Find out how many lines of the material contain the string "intervention" and give only that figure.

* start Records shown *

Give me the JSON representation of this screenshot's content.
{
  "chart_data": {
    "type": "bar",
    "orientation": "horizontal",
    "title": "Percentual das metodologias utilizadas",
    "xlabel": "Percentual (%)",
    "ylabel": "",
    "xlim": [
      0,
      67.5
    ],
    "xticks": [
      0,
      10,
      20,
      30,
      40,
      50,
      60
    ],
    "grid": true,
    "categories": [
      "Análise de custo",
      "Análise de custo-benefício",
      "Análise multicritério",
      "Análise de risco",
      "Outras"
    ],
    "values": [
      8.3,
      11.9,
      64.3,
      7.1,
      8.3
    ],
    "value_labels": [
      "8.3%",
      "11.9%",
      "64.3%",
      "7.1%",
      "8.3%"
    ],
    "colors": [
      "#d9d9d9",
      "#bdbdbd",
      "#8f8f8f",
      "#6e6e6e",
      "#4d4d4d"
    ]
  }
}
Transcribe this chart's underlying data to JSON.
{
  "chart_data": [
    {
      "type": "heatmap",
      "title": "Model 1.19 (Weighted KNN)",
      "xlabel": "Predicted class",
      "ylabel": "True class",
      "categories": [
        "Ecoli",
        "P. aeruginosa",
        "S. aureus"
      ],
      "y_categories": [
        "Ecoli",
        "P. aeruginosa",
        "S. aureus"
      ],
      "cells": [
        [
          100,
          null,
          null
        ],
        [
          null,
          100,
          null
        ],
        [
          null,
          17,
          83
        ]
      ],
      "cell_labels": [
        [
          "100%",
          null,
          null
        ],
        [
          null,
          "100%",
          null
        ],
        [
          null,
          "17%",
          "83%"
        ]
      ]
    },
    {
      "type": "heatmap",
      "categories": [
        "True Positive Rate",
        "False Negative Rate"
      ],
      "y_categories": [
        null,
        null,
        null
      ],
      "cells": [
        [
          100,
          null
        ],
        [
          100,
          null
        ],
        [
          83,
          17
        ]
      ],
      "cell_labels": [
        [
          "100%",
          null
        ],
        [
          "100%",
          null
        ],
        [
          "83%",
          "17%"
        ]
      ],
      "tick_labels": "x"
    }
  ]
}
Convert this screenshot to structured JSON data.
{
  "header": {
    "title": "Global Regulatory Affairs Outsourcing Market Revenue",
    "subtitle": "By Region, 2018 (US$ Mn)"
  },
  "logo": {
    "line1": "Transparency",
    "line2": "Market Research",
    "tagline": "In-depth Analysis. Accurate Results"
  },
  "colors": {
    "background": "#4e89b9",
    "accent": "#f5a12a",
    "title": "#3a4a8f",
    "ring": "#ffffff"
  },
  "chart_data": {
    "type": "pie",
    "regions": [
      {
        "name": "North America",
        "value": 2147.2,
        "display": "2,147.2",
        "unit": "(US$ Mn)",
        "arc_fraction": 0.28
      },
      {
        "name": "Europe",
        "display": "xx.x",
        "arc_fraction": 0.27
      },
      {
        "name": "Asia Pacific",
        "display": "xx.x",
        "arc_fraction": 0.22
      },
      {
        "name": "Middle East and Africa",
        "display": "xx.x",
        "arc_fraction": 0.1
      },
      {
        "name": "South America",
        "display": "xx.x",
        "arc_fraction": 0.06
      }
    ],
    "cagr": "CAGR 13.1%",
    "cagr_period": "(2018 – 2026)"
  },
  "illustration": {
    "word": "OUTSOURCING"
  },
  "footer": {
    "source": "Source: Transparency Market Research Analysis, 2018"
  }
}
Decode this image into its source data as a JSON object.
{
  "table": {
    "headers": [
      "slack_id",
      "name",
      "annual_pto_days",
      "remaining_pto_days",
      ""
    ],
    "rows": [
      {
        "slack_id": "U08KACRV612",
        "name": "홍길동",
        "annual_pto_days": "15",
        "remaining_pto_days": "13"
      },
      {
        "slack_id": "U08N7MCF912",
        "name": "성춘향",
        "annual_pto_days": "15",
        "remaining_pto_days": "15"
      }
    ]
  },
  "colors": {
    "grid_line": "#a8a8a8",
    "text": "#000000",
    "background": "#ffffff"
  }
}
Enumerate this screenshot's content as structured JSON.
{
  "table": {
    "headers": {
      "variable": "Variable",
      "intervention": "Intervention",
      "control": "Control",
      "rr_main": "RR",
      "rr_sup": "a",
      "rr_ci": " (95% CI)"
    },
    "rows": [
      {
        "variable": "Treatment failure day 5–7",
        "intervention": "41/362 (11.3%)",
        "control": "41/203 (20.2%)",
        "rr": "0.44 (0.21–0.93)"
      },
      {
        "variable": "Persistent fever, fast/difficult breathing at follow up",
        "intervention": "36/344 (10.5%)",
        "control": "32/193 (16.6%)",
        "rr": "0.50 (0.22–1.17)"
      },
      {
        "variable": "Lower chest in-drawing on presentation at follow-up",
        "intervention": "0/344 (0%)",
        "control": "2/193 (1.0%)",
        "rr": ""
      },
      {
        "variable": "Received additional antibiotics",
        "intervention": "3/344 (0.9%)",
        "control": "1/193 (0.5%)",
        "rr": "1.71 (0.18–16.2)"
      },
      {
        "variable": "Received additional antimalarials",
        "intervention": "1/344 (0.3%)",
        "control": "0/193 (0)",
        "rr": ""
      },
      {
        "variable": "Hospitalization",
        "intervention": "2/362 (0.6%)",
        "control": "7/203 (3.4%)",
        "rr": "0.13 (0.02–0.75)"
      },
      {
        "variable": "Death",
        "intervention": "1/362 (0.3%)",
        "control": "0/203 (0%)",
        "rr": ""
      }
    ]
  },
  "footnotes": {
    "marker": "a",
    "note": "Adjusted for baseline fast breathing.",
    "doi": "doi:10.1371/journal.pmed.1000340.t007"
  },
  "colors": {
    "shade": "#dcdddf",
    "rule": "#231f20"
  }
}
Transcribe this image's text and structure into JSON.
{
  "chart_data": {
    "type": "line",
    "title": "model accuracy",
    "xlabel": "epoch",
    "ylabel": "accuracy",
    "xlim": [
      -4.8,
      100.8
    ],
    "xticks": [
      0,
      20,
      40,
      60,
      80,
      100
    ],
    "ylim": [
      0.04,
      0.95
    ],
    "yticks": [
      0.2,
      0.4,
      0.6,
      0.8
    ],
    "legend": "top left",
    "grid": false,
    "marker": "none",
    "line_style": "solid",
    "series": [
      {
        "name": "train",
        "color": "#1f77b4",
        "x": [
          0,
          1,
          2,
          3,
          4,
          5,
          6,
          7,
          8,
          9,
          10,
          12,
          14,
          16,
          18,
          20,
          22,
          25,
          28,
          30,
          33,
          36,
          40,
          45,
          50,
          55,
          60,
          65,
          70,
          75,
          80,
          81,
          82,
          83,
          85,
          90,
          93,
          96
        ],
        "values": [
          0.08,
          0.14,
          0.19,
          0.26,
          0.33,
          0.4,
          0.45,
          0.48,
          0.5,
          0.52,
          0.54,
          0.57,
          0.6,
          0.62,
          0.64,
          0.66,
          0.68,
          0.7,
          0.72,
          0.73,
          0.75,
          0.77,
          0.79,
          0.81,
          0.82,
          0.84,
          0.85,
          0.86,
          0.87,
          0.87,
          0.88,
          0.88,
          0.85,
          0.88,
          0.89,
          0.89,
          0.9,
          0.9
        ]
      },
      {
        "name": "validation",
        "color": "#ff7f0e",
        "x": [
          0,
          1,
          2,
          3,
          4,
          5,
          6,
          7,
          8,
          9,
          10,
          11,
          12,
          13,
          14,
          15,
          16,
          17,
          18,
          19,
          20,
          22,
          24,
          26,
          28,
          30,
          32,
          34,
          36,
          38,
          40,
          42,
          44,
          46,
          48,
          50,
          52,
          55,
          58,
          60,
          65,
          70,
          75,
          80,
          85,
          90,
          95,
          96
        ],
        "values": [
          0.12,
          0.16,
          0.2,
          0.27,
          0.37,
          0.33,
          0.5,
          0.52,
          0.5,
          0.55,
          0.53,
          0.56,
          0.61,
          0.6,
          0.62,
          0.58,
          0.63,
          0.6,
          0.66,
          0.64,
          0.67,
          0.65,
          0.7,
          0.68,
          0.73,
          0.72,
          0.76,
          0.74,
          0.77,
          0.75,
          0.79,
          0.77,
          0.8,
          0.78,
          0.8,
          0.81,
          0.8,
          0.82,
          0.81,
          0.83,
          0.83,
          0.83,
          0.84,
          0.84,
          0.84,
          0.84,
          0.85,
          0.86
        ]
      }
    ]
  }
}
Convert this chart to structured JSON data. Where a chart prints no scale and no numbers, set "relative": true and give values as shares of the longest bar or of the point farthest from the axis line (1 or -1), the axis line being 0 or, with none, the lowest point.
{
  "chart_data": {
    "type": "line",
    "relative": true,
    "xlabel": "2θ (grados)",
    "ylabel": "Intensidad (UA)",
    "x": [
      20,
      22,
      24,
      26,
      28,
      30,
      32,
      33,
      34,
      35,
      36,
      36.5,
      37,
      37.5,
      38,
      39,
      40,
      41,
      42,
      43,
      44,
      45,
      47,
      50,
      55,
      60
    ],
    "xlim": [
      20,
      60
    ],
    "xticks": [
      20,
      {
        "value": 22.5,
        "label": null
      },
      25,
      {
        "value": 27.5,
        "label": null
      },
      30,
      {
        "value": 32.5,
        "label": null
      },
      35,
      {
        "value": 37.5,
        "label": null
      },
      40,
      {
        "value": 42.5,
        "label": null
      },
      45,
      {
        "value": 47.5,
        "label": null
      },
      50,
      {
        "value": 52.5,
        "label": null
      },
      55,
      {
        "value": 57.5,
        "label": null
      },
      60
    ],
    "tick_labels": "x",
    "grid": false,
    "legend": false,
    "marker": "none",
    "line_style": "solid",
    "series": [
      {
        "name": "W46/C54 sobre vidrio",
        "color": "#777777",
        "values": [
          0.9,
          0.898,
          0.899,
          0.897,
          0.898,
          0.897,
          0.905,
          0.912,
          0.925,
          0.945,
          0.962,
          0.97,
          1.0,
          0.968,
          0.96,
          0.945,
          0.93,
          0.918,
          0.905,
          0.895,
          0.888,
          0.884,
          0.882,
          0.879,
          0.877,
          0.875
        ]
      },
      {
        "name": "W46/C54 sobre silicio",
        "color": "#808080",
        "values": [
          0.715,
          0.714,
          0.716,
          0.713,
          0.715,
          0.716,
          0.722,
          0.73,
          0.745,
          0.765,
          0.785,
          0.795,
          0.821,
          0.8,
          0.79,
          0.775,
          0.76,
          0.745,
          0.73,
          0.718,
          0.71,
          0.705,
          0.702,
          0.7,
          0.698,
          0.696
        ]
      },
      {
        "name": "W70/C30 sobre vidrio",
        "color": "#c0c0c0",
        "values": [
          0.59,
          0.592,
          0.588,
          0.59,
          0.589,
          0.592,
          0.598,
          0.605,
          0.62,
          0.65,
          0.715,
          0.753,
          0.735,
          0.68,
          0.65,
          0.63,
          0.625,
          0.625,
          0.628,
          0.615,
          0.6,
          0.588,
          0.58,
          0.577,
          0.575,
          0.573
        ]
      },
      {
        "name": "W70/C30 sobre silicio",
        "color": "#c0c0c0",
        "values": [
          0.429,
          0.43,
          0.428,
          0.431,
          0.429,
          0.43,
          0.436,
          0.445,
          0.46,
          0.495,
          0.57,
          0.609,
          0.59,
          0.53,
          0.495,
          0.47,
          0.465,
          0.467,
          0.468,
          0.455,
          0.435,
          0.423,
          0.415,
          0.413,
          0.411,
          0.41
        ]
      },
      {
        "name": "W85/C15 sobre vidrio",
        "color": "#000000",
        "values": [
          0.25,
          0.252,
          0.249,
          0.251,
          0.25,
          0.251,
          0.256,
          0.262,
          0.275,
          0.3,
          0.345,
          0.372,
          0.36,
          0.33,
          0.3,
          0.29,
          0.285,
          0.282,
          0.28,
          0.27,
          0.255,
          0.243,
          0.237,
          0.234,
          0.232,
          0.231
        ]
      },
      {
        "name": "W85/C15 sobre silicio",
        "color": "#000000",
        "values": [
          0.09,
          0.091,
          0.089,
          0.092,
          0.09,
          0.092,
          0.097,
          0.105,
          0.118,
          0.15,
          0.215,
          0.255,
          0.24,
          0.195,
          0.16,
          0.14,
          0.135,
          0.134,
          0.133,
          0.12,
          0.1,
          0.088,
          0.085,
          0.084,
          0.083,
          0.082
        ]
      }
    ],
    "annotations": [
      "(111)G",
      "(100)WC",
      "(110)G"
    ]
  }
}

* end Records shown *

Solution to this task ::
8